> Working data:
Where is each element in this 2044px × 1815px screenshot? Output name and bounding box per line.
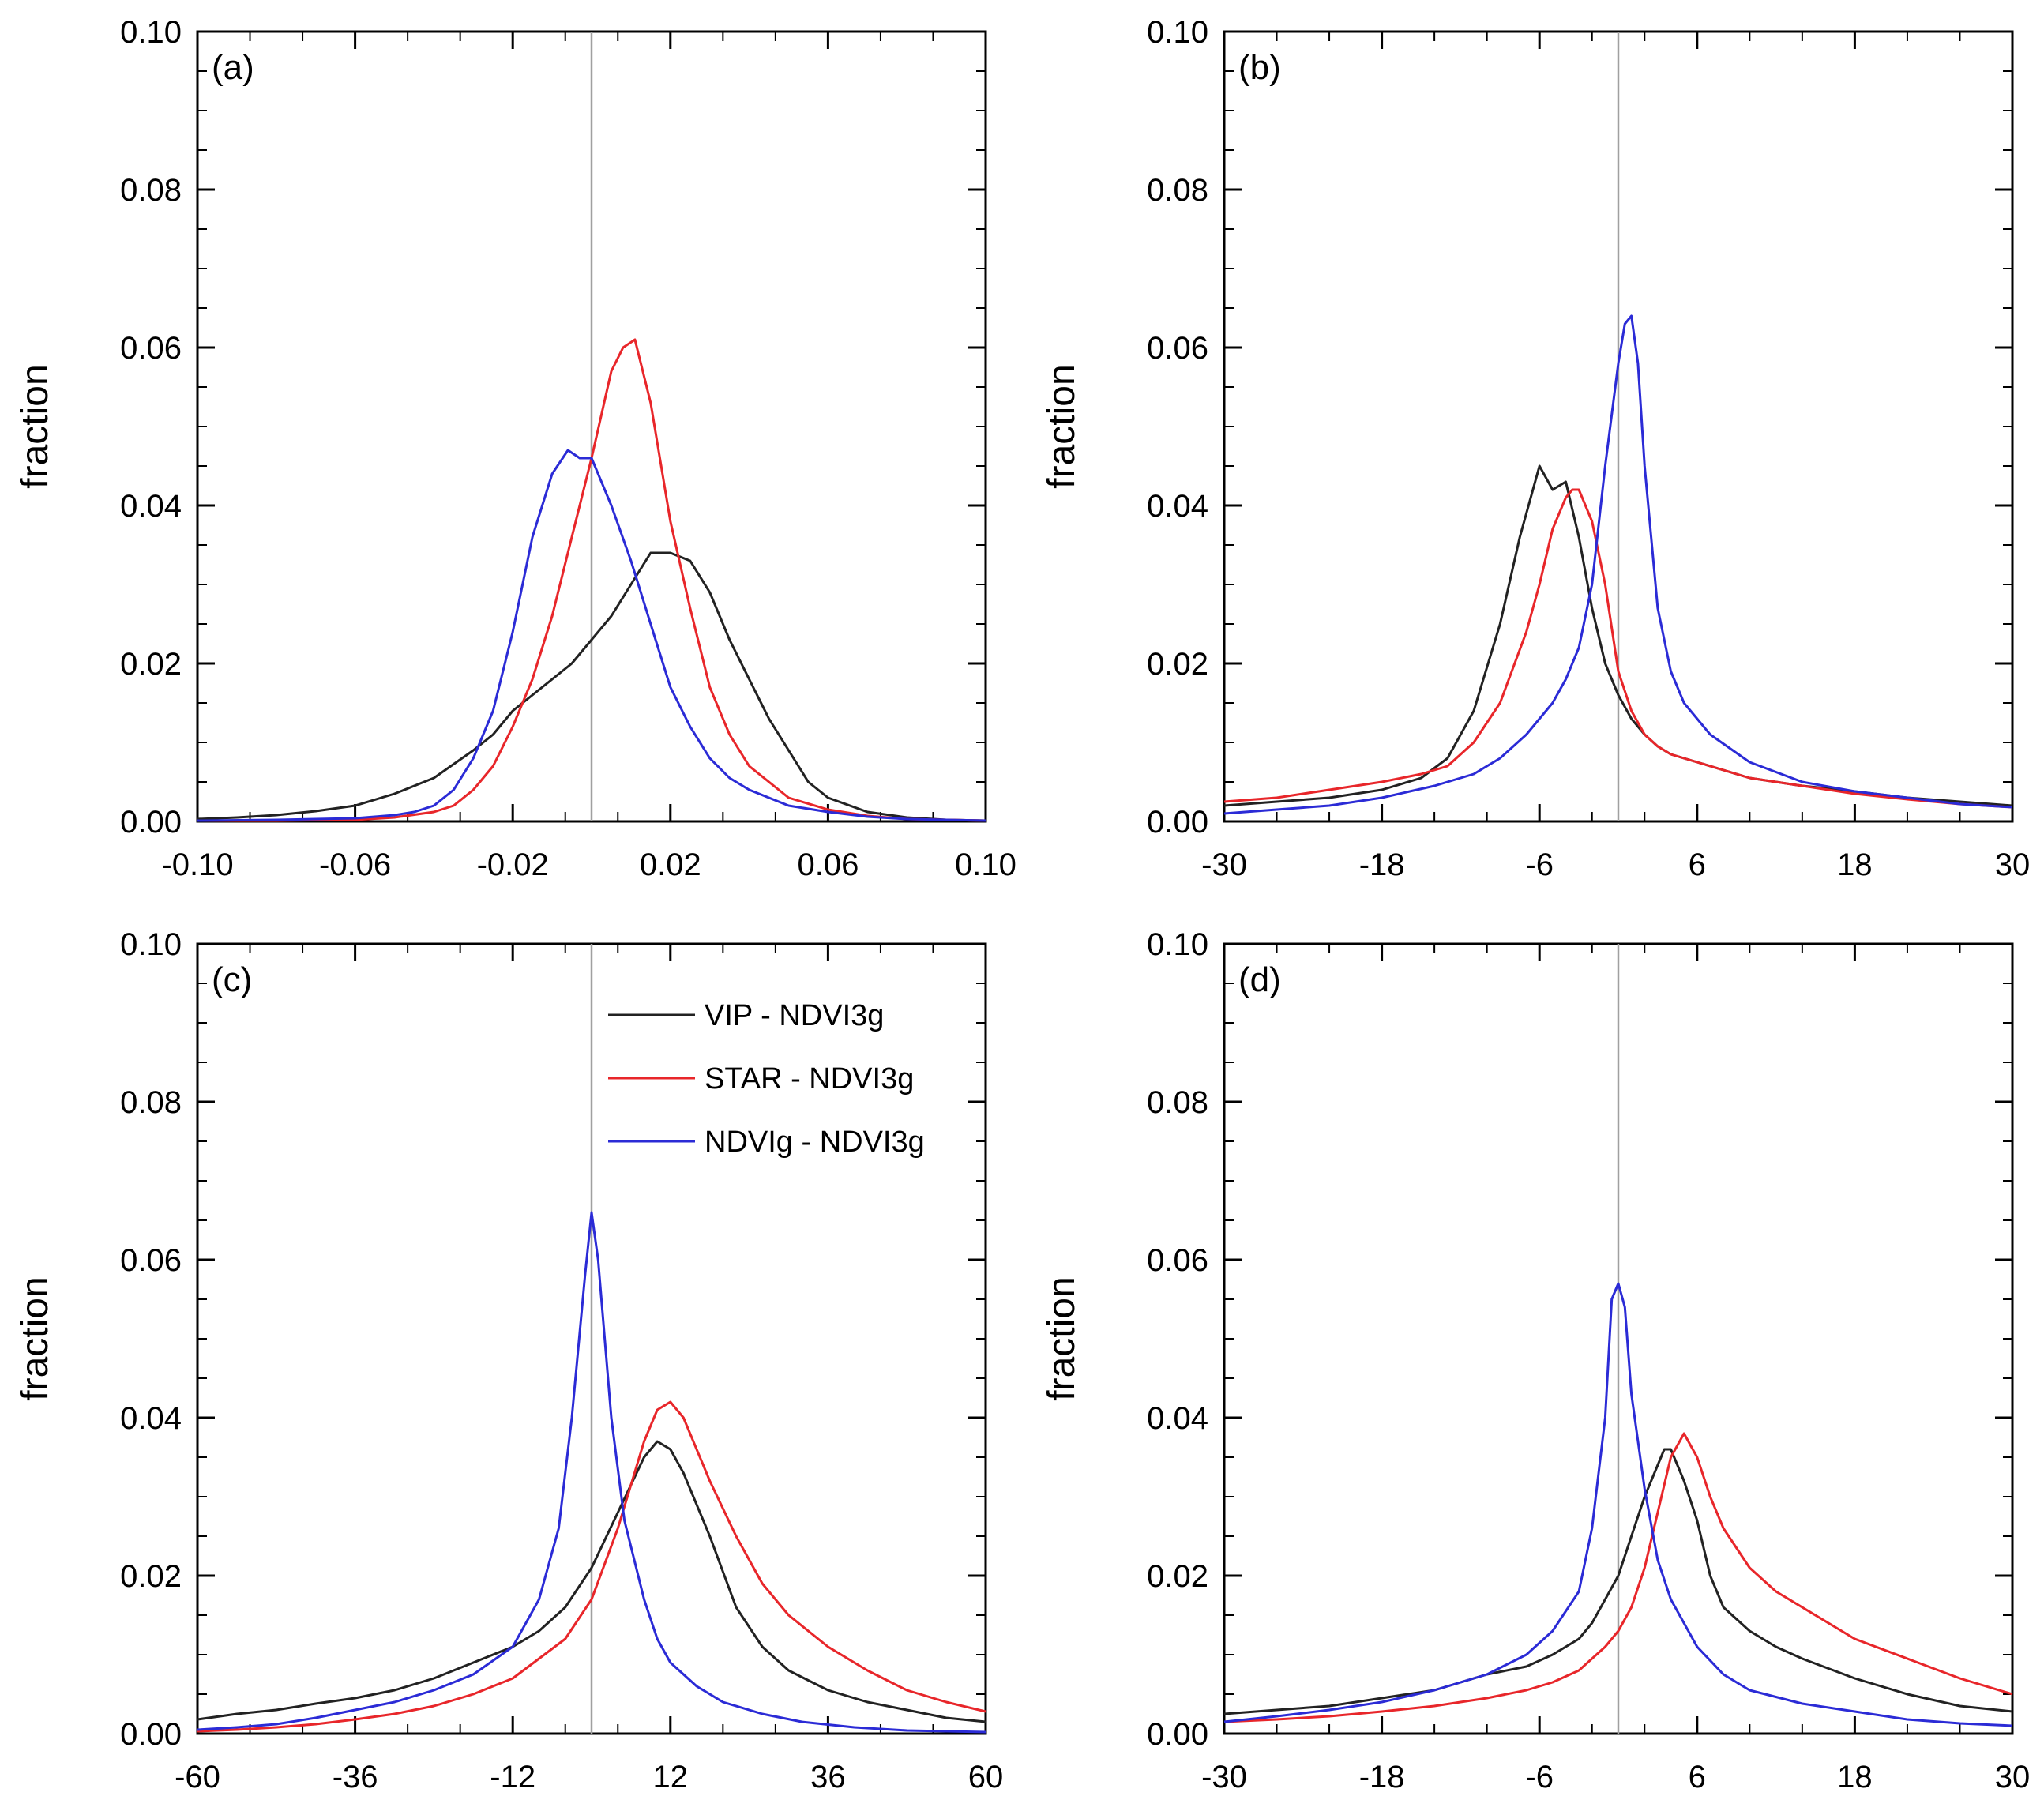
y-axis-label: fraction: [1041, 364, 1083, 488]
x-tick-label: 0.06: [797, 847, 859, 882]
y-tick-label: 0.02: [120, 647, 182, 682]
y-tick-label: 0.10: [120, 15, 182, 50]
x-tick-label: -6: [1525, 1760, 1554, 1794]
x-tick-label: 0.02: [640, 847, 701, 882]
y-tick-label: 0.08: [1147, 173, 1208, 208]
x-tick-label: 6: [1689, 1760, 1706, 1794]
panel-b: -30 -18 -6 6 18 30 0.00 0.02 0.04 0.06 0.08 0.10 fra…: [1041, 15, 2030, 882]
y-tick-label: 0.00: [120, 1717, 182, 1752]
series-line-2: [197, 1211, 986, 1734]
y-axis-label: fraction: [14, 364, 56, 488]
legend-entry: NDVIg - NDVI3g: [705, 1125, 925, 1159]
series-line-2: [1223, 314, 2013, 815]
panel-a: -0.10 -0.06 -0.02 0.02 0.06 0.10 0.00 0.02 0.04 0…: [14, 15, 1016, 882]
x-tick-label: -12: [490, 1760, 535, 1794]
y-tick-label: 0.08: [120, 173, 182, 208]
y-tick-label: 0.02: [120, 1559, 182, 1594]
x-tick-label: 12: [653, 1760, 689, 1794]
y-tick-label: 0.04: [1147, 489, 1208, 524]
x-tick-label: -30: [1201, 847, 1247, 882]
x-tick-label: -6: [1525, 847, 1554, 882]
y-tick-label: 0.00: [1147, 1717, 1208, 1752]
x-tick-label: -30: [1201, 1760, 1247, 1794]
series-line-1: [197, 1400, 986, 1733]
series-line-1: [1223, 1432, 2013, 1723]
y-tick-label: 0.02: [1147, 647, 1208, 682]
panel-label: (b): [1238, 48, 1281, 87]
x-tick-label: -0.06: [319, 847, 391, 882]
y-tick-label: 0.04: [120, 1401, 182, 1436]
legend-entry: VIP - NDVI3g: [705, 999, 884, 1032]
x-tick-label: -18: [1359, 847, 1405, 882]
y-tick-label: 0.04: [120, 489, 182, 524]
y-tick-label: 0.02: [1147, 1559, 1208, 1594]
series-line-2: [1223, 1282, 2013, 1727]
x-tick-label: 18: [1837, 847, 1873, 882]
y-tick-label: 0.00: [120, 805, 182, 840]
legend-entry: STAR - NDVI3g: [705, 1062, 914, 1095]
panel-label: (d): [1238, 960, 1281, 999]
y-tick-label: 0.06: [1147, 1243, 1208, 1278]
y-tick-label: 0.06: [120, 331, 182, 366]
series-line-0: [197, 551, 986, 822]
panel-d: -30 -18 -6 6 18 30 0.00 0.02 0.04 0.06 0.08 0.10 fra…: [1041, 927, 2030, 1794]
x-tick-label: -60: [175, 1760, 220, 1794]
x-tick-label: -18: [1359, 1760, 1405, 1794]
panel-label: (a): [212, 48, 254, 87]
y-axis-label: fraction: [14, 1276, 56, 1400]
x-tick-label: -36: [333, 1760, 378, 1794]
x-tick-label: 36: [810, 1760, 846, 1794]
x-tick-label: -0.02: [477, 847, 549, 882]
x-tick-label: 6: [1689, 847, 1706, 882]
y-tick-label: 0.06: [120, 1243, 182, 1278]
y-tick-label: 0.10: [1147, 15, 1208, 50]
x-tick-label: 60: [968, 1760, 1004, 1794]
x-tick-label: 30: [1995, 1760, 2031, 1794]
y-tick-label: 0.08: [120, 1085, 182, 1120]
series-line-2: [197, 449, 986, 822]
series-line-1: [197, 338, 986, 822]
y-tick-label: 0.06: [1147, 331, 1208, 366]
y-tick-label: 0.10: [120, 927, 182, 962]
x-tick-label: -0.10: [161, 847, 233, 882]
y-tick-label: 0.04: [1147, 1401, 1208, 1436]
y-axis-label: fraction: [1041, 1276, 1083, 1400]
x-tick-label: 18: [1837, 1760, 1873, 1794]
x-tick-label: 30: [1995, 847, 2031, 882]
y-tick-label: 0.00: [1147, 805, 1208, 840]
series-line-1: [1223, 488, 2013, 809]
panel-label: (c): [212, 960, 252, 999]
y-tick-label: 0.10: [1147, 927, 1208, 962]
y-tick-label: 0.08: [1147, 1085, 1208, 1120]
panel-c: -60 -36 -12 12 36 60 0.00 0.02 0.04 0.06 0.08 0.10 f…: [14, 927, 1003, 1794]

> Problem to work on:
Copy verbatim the entries from the line containing "y-axis-label: fraction: [1041, 364, 1083, 488]" through the line containing "panel-a: -0.10 -0.06", including both of those lines.

> The output:
y-axis-label: fraction: [1041, 364, 1083, 488]
x-tick-label: 0.06: [797, 847, 859, 882]
y-tick-label: 0.02: [120, 647, 182, 682]
y-tick-label: 0.10: [120, 15, 182, 50]
x-tick-label: -6: [1525, 1760, 1554, 1794]
x-tick-label: 0.02: [640, 847, 701, 882]
y-tick-label: 0.08: [1147, 173, 1208, 208]
x-tick-label: 6: [1689, 1760, 1706, 1794]
panel-b: -30 -18 -6 6 18 30 0.00 0.02 0.04 0.06 0.08 0.10 fra…: [1041, 15, 2030, 882]
y-tick-label: 0.00: [120, 1717, 182, 1752]
series-line-2: [197, 1211, 986, 1734]
y-axis-label: fraction: [14, 364, 56, 488]
legend-entry: NDVIg - NDVI3g: [705, 1125, 925, 1159]
series-line-2: [1223, 314, 2013, 815]
panel-a: -0.10 -0.06 -0.02 0.02 0.06 0.10 0.00 0.02 0.04 0…: [14, 15, 1016, 882]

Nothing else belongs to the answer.